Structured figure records
— begin —
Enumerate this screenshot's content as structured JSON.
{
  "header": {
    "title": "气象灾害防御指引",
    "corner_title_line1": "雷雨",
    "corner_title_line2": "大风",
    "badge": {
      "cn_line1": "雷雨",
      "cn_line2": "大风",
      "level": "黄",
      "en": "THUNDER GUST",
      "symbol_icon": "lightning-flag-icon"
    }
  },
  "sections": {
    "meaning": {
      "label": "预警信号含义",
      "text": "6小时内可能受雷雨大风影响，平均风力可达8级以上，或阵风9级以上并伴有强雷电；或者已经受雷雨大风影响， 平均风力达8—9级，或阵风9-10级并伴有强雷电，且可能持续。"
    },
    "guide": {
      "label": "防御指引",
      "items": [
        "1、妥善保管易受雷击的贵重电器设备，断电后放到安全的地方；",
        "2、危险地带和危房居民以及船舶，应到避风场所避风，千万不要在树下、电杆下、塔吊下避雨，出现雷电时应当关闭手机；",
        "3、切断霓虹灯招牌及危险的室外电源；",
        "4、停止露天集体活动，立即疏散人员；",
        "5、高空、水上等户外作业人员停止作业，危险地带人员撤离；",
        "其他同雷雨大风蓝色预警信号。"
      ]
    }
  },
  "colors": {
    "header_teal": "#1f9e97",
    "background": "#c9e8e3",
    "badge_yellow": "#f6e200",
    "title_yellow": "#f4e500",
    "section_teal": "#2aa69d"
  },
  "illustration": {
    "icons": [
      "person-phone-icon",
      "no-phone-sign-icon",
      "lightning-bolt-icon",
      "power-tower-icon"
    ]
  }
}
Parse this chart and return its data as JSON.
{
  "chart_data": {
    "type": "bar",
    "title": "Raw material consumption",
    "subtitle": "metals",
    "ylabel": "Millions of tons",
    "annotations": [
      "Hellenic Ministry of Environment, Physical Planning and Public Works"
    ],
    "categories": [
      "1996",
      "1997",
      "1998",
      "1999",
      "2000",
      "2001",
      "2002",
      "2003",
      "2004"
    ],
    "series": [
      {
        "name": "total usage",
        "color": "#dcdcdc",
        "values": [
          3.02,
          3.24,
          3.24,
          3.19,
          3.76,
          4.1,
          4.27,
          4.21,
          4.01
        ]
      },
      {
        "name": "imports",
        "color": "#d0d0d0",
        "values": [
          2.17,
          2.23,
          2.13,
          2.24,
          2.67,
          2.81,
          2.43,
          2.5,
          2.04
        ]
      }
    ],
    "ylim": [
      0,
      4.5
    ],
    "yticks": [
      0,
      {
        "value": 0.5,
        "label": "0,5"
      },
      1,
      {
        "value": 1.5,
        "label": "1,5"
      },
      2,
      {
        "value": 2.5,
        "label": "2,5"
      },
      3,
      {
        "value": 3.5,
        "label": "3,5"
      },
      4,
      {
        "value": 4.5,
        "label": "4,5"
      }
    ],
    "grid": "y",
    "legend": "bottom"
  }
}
— end —
Aim of the exercise
Each record must be returned exactly as it is written.

Result for this task
Enumerate this screenshot's content as structured JSON.
{
  "header": {
    "title": "气象灾害防御指引",
    "corner_title_line1": "雷雨",
    "corner_title_line2": "大风",
    "badge": {
      "cn_line1": "雷雨",
      "cn_line2": "大风",
      "level": "黄",
      "en": "THUNDER GUST",
      "symbol_icon": "lightning-flag-icon"
    }
  },
  "sections": {
    "meaning": {
      "label": "预警信号含义",
      "text": "6小时内可能受雷雨大风影响，平均风力可达8级以上，或阵风9级以上并伴有强雷电；或者已经受雷雨大风影响， 平均风力达8—9级，或阵风9-10级并伴有强雷电，且可能持续。"
    },
    "guide": {
      "label": "防御指引",
      "items": [
        "1、妥善保管易受雷击的贵重电器设备，断电后放到安全的地方；",
        "2、危险地带和危房居民以及船舶，应到避风场所避风，千万不要在树下、电杆下、塔吊下避雨，出现雷电时应当关闭手机；",
        "3、切断霓虹灯招牌及危险的室外电源；",
        "4、停止露天集体活动，立即疏散人员；",
        "5、高空、水上等户外作业人员停止作业，危险地带人员撤离；",
        "其他同雷雨大风蓝色预警信号。"
      ]
    }
  },
  "colors": {
    "header_teal": "#1f9e97",
    "background": "#c9e8e3",
    "badge_yellow": "#f6e200",
    "title_yellow": "#f4e500",
    "section_teal": "#2aa69d"
  },
  "illustration": {
    "icons": [
      "person-phone-icon",
      "no-phone-sign-icon",
      "lightning-bolt-icon",
      "power-tower-icon"
    ]
  }
}
Parse this chart and return its data as JSON.
{
  "chart_data": {
    "type": "bar",
    "title": "Raw material consumption",
    "subtitle": "metals",
    "ylabel": "Millions of tons",
    "annotations": [
      "Hellenic Ministry of Environment, Physical Planning and Public Works"
    ],
    "categories": [
      "1996",
      "1997",
      "1998",
      "1999",
      "2000",
      "2001",
      "2002",
      "2003",
      "2004"
    ],
    "series": [
      {
        "name": "total usage",
        "color": "#dcdcdc",
        "values": [
          3.02,
          3.24,
          3.24,
          3.19,
          3.76,
          4.1,
          4.27,
          4.21,
          4.01
        ]
      },
      {
        "name": "imports",
        "color": "#d0d0d0",
        "values": [
          2.17,
          2.23,
          2.13,
          2.24,
          2.67,
          2.81,
          2.43,
          2.5,
          2.04
        ]
      }
    ],
    "ylim": [
      0,
      4.5
    ],
    "yticks": [
      0,
      {
        "value": 0.5,
        "label": "0,5"
      },
      1,
      {
        "value": 1.5,
        "label": "1,5"
      },
      2,
      {
        "value": 2.5,
        "label": "2,5"
      },
      3,
      {
        "value": 3.5,
        "label": "3,5"
      },
      4,
      {
        "value": 4.5,
        "label": "4,5"
      }
    ],
    "grid": "y",
    "legend": "bottom"
  }
}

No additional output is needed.